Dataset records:

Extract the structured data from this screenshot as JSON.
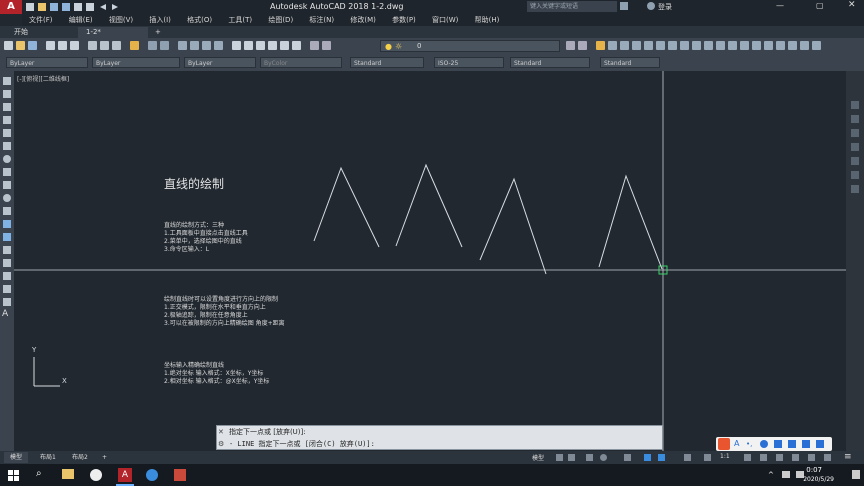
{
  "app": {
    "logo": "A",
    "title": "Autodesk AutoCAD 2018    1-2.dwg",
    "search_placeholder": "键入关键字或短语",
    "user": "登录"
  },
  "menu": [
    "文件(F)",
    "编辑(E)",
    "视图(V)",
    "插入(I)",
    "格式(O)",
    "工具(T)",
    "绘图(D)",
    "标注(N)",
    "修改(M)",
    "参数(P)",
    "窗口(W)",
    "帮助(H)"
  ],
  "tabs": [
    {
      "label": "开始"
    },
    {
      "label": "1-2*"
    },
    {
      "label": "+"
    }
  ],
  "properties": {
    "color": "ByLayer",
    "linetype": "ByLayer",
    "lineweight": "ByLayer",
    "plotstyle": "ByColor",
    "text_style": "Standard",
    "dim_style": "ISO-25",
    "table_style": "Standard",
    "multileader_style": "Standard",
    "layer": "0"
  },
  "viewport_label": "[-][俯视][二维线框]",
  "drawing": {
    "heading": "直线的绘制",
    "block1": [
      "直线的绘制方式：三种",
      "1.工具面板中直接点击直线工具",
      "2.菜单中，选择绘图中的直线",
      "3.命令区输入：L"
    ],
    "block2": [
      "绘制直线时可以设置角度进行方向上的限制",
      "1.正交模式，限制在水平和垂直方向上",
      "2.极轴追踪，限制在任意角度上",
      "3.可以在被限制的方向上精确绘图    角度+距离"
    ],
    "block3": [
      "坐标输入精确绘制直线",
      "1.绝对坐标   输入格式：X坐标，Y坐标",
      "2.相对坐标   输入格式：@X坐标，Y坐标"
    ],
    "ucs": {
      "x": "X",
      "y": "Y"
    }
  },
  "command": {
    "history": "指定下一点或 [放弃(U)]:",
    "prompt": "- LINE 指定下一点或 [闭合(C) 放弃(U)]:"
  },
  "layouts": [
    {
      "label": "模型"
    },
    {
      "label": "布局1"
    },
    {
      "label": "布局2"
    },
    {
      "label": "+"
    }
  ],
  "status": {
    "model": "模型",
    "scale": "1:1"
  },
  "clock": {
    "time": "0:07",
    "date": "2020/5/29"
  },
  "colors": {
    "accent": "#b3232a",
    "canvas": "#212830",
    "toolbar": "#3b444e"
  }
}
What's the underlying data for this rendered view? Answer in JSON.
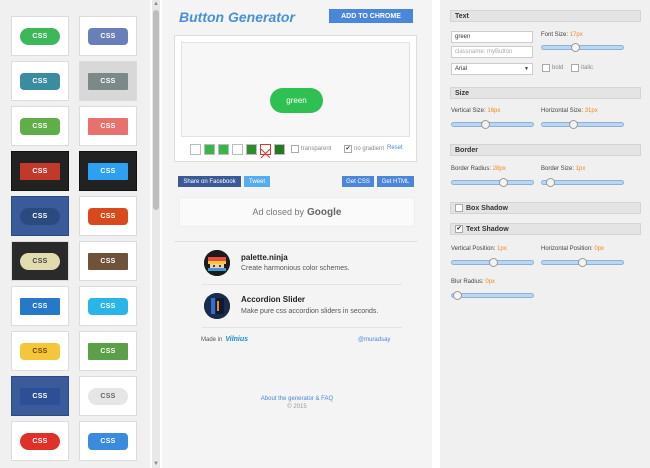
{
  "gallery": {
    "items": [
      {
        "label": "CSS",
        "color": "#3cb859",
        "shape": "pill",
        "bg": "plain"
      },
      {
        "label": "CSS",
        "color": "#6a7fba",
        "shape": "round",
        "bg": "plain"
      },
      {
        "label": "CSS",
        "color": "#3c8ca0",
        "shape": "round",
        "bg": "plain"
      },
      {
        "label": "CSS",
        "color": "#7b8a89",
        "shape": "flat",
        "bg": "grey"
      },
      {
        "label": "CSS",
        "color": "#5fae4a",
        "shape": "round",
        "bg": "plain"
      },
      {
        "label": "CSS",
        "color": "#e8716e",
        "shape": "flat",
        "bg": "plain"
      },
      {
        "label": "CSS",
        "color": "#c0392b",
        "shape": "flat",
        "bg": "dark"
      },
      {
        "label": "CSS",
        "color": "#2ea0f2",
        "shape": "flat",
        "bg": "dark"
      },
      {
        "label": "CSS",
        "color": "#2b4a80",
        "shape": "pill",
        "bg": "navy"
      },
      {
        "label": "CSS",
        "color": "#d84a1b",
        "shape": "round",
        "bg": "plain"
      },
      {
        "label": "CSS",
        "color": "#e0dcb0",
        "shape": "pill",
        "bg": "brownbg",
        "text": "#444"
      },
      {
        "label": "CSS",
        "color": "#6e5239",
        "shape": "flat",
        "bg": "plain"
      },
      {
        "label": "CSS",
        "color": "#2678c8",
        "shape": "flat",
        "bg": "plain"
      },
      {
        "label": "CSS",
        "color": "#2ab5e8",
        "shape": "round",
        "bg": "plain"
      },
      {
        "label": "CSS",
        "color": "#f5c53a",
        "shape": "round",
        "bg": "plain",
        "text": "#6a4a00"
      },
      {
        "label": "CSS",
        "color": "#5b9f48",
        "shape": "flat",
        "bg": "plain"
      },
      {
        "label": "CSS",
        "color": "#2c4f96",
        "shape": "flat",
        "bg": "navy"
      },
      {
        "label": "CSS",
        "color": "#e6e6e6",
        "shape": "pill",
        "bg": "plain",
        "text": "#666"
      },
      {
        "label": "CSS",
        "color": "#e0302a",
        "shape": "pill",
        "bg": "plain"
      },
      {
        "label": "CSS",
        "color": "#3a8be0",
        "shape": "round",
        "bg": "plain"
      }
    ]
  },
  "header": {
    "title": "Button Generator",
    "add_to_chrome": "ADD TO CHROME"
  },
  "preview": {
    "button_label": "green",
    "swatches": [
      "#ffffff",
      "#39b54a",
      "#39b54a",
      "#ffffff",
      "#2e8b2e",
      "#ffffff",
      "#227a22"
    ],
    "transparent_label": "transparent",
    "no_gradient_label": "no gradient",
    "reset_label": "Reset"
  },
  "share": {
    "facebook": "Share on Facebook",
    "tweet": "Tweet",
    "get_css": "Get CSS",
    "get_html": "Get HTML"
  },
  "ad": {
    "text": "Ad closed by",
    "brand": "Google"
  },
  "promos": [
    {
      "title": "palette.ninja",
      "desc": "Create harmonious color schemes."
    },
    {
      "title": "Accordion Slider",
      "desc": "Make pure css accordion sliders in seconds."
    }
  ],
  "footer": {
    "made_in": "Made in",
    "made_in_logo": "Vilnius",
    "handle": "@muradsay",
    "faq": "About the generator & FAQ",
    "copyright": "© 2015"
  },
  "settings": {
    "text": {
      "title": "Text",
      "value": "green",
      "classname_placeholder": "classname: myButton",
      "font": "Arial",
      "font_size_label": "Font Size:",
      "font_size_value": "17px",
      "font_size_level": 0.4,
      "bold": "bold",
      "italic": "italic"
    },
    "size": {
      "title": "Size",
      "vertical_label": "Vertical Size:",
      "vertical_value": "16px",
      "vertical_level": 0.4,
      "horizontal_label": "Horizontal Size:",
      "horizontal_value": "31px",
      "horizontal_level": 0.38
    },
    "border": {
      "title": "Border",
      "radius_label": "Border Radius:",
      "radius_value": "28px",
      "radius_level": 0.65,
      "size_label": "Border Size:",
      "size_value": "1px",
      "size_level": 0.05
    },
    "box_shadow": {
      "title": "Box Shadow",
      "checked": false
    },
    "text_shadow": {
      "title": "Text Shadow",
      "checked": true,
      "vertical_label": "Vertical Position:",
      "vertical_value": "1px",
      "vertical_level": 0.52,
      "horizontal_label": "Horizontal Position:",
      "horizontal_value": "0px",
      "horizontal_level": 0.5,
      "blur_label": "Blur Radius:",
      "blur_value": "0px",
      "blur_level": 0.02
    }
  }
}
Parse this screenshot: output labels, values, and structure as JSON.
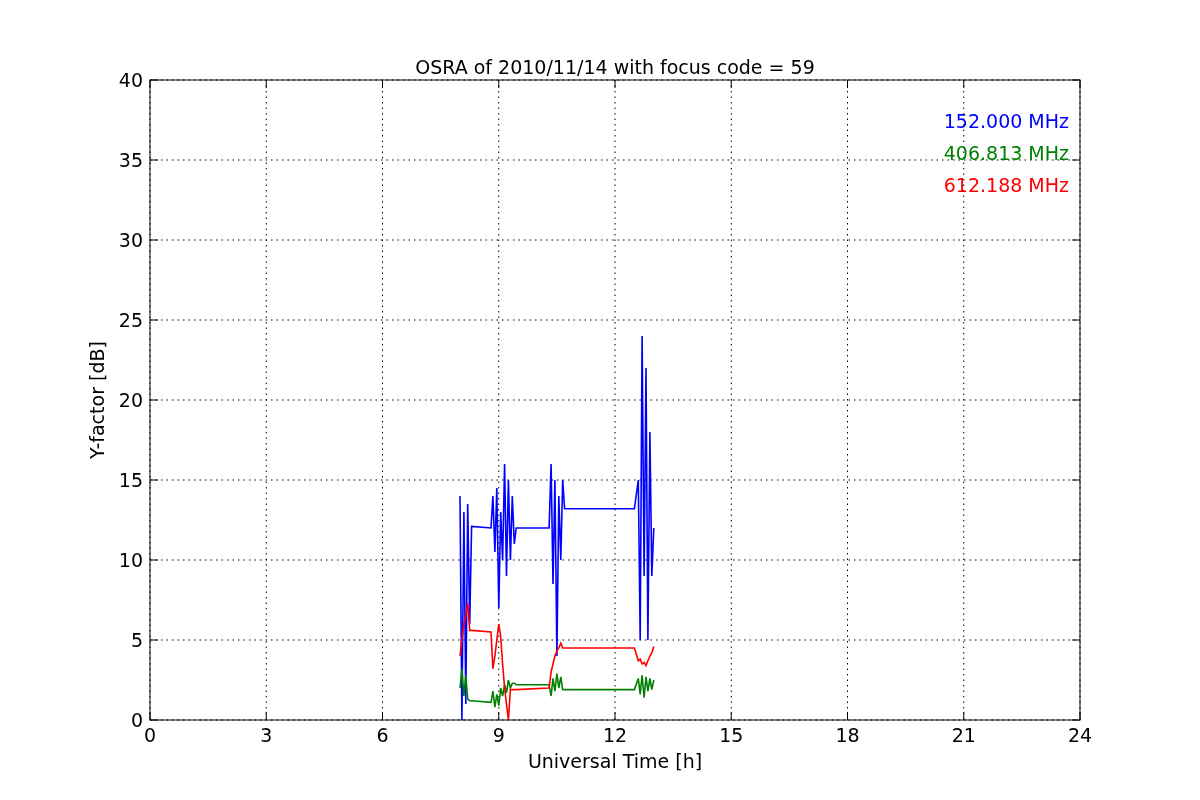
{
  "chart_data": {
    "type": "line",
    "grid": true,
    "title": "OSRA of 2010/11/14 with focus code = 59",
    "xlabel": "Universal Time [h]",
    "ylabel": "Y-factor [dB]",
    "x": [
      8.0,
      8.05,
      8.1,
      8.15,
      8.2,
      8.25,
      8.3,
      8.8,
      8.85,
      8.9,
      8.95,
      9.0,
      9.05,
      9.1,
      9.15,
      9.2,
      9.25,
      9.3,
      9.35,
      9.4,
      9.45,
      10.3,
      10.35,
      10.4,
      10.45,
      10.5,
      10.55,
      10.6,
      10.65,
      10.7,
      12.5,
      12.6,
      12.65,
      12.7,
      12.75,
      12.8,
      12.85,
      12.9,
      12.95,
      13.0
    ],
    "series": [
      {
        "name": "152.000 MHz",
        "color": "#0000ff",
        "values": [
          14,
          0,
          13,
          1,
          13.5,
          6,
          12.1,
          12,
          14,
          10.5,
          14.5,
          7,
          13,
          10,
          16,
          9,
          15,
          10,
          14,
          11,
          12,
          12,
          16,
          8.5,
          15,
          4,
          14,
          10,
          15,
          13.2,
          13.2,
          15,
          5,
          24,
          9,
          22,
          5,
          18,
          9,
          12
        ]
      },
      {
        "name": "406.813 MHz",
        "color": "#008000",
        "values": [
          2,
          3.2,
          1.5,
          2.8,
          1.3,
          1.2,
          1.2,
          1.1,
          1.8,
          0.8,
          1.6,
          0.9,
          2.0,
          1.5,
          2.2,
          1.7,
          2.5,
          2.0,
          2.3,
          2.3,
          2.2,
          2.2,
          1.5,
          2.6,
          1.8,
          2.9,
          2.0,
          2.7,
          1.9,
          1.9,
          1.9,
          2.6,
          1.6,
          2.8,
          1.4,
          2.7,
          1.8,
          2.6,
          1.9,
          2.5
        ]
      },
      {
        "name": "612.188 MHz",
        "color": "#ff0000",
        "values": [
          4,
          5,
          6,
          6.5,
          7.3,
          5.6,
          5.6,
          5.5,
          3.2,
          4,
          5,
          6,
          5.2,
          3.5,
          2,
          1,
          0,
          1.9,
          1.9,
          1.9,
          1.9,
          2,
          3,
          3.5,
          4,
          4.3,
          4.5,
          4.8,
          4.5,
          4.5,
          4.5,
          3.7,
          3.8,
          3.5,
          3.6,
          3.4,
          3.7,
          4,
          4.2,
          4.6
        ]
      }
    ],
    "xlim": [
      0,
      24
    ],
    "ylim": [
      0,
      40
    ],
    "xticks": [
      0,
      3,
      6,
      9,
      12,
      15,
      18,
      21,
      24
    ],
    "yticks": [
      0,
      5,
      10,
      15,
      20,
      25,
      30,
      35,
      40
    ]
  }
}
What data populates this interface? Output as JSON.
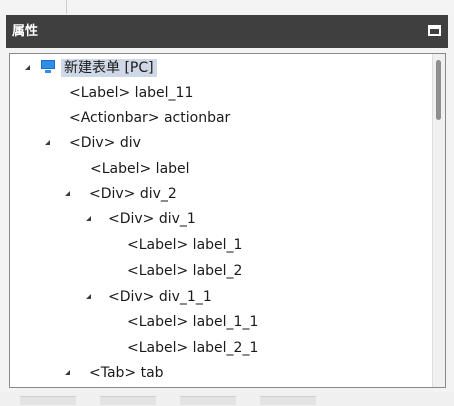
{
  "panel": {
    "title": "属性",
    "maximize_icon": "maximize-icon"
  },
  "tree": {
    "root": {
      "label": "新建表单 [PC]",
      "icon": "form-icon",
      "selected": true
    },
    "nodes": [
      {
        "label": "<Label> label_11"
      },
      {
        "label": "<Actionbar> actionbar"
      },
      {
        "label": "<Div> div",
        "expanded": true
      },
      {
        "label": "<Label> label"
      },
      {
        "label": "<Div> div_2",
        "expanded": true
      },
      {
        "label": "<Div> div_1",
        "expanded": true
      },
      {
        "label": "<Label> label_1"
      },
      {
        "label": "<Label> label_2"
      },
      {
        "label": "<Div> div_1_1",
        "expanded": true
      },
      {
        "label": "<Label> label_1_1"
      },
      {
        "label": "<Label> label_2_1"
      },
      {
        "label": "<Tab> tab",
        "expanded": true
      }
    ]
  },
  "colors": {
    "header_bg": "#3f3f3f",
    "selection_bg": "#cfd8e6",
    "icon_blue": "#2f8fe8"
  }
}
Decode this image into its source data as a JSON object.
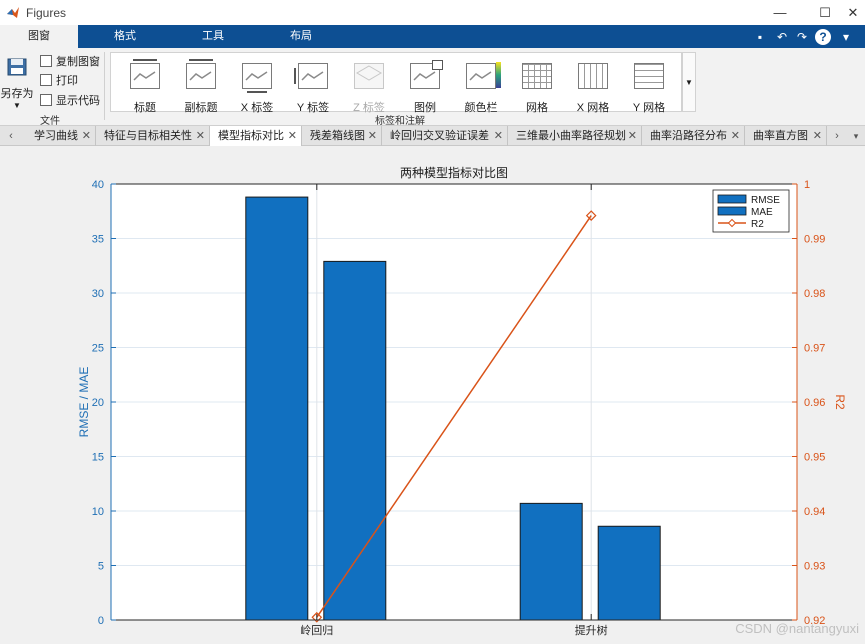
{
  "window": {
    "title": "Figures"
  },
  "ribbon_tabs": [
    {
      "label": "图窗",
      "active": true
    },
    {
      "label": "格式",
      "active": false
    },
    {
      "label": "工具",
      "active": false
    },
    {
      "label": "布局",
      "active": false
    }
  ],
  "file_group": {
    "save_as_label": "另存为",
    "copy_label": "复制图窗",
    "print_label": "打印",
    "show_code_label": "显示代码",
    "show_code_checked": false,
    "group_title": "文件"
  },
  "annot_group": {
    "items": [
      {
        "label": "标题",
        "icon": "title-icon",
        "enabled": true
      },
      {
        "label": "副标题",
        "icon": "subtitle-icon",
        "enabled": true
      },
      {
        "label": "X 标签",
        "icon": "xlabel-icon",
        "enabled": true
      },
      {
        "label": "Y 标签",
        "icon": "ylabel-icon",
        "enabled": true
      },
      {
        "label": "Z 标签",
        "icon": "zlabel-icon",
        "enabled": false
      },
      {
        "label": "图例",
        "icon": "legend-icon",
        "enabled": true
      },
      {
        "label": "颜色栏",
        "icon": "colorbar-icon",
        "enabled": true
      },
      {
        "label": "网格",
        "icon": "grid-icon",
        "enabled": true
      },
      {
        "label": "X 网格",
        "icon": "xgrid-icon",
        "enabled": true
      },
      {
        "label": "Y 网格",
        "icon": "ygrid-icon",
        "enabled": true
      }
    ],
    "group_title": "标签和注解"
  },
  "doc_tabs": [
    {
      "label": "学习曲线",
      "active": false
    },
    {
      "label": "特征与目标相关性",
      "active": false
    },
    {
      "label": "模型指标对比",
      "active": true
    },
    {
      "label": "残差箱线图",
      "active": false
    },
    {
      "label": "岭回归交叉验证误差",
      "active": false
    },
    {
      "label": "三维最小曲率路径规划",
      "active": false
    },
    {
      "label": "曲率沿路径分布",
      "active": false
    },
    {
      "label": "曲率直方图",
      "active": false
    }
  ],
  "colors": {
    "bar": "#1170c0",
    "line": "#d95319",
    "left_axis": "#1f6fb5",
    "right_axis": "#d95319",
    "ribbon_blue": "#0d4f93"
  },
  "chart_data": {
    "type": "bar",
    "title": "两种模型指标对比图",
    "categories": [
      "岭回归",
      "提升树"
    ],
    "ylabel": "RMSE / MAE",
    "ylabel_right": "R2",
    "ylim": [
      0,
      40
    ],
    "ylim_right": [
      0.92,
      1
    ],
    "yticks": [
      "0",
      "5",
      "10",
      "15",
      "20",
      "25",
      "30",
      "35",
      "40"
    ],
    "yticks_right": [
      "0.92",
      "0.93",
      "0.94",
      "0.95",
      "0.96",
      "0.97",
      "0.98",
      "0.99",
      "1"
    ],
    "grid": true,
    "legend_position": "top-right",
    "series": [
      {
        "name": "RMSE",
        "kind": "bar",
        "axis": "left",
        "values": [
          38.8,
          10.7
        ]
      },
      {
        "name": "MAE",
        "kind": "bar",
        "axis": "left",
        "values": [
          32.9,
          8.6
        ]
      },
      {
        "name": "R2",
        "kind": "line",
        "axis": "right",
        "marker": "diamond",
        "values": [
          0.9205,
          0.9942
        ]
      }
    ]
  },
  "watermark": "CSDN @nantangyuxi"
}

## EXERCISE PROMPT
From the entries above, extract each line containing "Standard".

## WRITTEN RESPONSE
    "text_style": "Standard",
    "table_style": "Standard",
    "multileader_style": "Standard",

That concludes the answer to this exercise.